> SHORT TASK
All entries below are to be set down again, identical to the source.

> TASK INPUTS
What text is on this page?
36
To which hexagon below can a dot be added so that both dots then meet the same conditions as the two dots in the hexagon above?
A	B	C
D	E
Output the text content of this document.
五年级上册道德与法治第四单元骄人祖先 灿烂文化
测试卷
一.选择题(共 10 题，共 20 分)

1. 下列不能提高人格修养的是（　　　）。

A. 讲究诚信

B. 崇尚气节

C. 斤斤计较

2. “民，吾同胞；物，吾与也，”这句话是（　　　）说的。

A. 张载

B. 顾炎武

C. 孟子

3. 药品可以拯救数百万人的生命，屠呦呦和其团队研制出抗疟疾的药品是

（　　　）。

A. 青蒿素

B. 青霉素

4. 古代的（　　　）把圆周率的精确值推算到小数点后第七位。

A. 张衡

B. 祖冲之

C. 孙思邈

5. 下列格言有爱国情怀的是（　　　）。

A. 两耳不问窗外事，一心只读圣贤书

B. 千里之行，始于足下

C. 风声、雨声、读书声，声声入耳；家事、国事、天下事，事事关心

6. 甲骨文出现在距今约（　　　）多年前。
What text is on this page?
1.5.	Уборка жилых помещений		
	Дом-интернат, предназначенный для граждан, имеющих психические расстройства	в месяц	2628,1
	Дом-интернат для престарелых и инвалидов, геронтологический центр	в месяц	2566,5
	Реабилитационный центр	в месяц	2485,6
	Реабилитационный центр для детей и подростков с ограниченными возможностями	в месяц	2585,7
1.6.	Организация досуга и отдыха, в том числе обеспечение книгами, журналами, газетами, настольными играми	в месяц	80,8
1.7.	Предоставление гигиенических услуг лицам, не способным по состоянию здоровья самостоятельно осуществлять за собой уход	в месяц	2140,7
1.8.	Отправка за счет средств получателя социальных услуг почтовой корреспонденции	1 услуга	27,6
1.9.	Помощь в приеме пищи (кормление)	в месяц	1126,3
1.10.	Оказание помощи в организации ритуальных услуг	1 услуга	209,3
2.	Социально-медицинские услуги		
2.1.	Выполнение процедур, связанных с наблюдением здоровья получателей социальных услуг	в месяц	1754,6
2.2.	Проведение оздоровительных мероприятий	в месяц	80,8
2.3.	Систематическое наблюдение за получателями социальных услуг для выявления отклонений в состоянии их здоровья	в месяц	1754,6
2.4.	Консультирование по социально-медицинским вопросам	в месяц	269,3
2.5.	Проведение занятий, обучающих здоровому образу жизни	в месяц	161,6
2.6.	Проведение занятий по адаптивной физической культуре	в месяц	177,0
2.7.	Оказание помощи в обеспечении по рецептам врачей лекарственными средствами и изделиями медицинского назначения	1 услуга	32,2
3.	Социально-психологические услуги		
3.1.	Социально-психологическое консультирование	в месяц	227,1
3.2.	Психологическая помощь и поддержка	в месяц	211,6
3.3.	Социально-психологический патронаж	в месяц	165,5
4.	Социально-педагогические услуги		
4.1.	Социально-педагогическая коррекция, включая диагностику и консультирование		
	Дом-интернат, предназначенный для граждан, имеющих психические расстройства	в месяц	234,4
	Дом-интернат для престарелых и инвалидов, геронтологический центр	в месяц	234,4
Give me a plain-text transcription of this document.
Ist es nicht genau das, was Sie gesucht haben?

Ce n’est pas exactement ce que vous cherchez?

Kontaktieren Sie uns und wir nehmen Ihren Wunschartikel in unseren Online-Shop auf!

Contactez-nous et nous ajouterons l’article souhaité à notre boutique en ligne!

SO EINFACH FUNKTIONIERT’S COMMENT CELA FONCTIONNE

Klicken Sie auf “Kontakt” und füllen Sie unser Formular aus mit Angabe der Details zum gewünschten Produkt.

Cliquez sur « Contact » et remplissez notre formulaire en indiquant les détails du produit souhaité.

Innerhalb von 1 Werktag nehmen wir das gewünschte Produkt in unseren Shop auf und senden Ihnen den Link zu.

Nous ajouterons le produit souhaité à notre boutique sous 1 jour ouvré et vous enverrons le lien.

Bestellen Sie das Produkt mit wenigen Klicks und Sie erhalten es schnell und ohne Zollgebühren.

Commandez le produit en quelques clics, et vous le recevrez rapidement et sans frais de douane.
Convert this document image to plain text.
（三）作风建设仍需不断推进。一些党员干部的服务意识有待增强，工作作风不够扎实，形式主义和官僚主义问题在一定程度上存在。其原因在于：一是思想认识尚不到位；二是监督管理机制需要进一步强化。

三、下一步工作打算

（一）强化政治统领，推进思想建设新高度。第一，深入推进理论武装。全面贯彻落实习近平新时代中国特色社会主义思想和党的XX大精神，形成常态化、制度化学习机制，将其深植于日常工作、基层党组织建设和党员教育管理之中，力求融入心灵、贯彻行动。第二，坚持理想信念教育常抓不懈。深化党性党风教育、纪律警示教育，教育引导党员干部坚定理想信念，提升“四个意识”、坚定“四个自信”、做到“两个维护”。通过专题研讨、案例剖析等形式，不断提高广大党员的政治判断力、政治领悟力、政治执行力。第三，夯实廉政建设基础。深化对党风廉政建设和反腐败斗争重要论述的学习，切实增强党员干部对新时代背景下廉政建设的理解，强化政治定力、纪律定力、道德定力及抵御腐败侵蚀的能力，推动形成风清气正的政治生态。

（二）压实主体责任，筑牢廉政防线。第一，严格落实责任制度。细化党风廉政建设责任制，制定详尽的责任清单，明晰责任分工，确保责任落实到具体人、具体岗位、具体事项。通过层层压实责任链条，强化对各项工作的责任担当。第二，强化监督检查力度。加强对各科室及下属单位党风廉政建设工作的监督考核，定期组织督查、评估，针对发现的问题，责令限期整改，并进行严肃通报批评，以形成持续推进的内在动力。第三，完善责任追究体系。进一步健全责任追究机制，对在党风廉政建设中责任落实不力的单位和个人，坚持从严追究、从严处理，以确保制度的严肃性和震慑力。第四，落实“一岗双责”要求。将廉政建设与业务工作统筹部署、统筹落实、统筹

> TASK SOLUTION
What text is on this page?
36
To which hexagon below can a dot be added so that both dots then meet the same conditions as the two dots in the hexagon above?
A	B	C
D	E
Output the text content of this document.
五年级上册道德与法治第四单元骄人祖先 灿烂文化
测试卷
一.选择题(共 10 题，共 20 分)

1. 下列不能提高人格修养的是（　　　）。

A. 讲究诚信

B. 崇尚气节

C. 斤斤计较

2. “民，吾同胞；物，吾与也，”这句话是（　　　）说的。

A. 张载

B. 顾炎武

C. 孟子

3. 药品可以拯救数百万人的生命，屠呦呦和其团队研制出抗疟疾的药品是

（　　　）。

A. 青蒿素

B. 青霉素

4. 古代的（　　　）把圆周率的精确值推算到小数点后第七位。

A. 张衡

B. 祖冲之

C. 孙思邈

5. 下列格言有爱国情怀的是（　　　）。

A. 两耳不问窗外事，一心只读圣贤书

B. 千里之行，始于足下

C. 风声、雨声、读书声，声声入耳；家事、国事、天下事，事事关心

6. 甲骨文出现在距今约（　　　）多年前。
What text is on this page?
1.5.	Уборка жилых помещений		
	Дом-интернат, предназначенный для граждан, имеющих психические расстройства	в месяц	2628,1
	Дом-интернат для престарелых и инвалидов, геронтологический центр	в месяц	2566,5
	Реабилитационный центр	в месяц	2485,6
	Реабилитационный центр для детей и подростков с ограниченными возможностями	в месяц	2585,7
1.6.	Организация досуга и отдыха, в том числе обеспечение книгами, журналами, газетами, настольными играми	в месяц	80,8
1.7.	Предоставление гигиенических услуг лицам, не способным по состоянию здоровья самостоятельно осуществлять за собой уход	в месяц	2140,7
1.8.	Отправка за счет средств получателя социальных услуг почтовой корреспонденции	1 услуга	27,6
1.9.	Помощь в приеме пищи (кормление)	в месяц	1126,3
1.10.	Оказание помощи в организации ритуальных услуг	1 услуга	209,3
2.	Социально-медицинские услуги		
2.1.	Выполнение процедур, связанных с наблюдением здоровья получателей социальных услуг	в месяц	1754,6
2.2.	Проведение оздоровительных мероприятий	в месяц	80,8
2.3.	Систематическое наблюдение за получателями социальных услуг для выявления отклонений в состоянии их здоровья	в месяц	1754,6
2.4.	Консультирование по социально-медицинским вопросам	в месяц	269,3
2.5.	Проведение занятий, обучающих здоровому образу жизни	в месяц	161,6
2.6.	Проведение занятий по адаптивной физической культуре	в месяц	177,0
2.7.	Оказание помощи в обеспечении по рецептам врачей лекарственными средствами и изделиями медицинского назначения	1 услуга	32,2
3.	Социально-психологические услуги		
3.1.	Социально-психологическое консультирование	в месяц	227,1
3.2.	Психологическая помощь и поддержка	в месяц	211,6
3.3.	Социально-психологический патронаж	в месяц	165,5
4.	Социально-педагогические услуги		
4.1.	Социально-педагогическая коррекция, включая диагностику и консультирование		
	Дом-интернат, предназначенный для граждан, имеющих психические расстройства	в месяц	234,4
	Дом-интернат для престарелых и инвалидов, геронтологический центр	в месяц	234,4
Give me a plain-text transcription of this document.
Ist es nicht genau das, was Sie gesucht haben?

Ce n’est pas exactement ce que vous cherchez?

Kontaktieren Sie uns und wir nehmen Ihren Wunschartikel in unseren Online-Shop auf!

Contactez-nous et nous ajouterons l’article souhaité à notre boutique en ligne!

SO EINFACH FUNKTIONIERT’S COMMENT CELA FONCTIONNE

Klicken Sie auf “Kontakt” und füllen Sie unser Formular aus mit Angabe der Details zum gewünschten Produkt.

Cliquez sur « Contact » et remplissez notre formulaire en indiquant les détails du produit souhaité.

Innerhalb von 1 Werktag nehmen wir das gewünschte Produkt in unseren Shop auf und senden Ihnen den Link zu.

Nous ajouterons le produit souhaité à notre boutique sous 1 jour ouvré et vous enverrons le lien.

Bestellen Sie das Produkt mit wenigen Klicks und Sie erhalten es schnell und ohne Zollgebühren.

Commandez le produit en quelques clics, et vous le recevrez rapidement et sans frais de douane.
Convert this document image to plain text.
（三）作风建设仍需不断推进。一些党员干部的服务意识有待增强，工作作风不够扎实，形式主义和官僚主义问题在一定程度上存在。其原因在于：一是思想认识尚不到位；二是监督管理机制需要进一步强化。

三、下一步工作打算

（一）强化政治统领，推进思想建设新高度。第一，深入推进理论武装。全面贯彻落实习近平新时代中国特色社会主义思想和党的XX大精神，形成常态化、制度化学习机制，将其深植于日常工作、基层党组织建设和党员教育管理之中，力求融入心灵、贯彻行动。第二，坚持理想信念教育常抓不懈。深化党性党风教育、纪律警示教育，教育引导党员干部坚定理想信念，提升“四个意识”、坚定“四个自信”、做到“两个维护”。通过专题研讨、案例剖析等形式，不断提高广大党员的政治判断力、政治领悟力、政治执行力。第三，夯实廉政建设基础。深化对党风廉政建设和反腐败斗争重要论述的学习，切实增强党员干部对新时代背景下廉政建设的理解，强化政治定力、纪律定力、道德定力及抵御腐败侵蚀的能力，推动形成风清气正的政治生态。

（二）压实主体责任，筑牢廉政防线。第一，严格落实责任制度。细化党风廉政建设责任制，制定详尽的责任清单，明晰责任分工，确保责任落实到具体人、具体岗位、具体事项。通过层层压实责任链条，强化对各项工作的责任担当。第二，强化监督检查力度。加强对各科室及下属单位党风廉政建设工作的监督考核，定期组织督查、评估，针对发现的问题，责令限期整改，并进行严肃通报批评，以形成持续推进的内在动力。第三，完善责任追究体系。进一步健全责任追究机制，对在党风廉政建设中责任落实不力的单位和个人，坚持从严追究、从严处理，以确保制度的严肃性和震慑力。第四，落实“一岗双责”要求。将廉政建设与业务工作统筹部署、统筹落实、统筹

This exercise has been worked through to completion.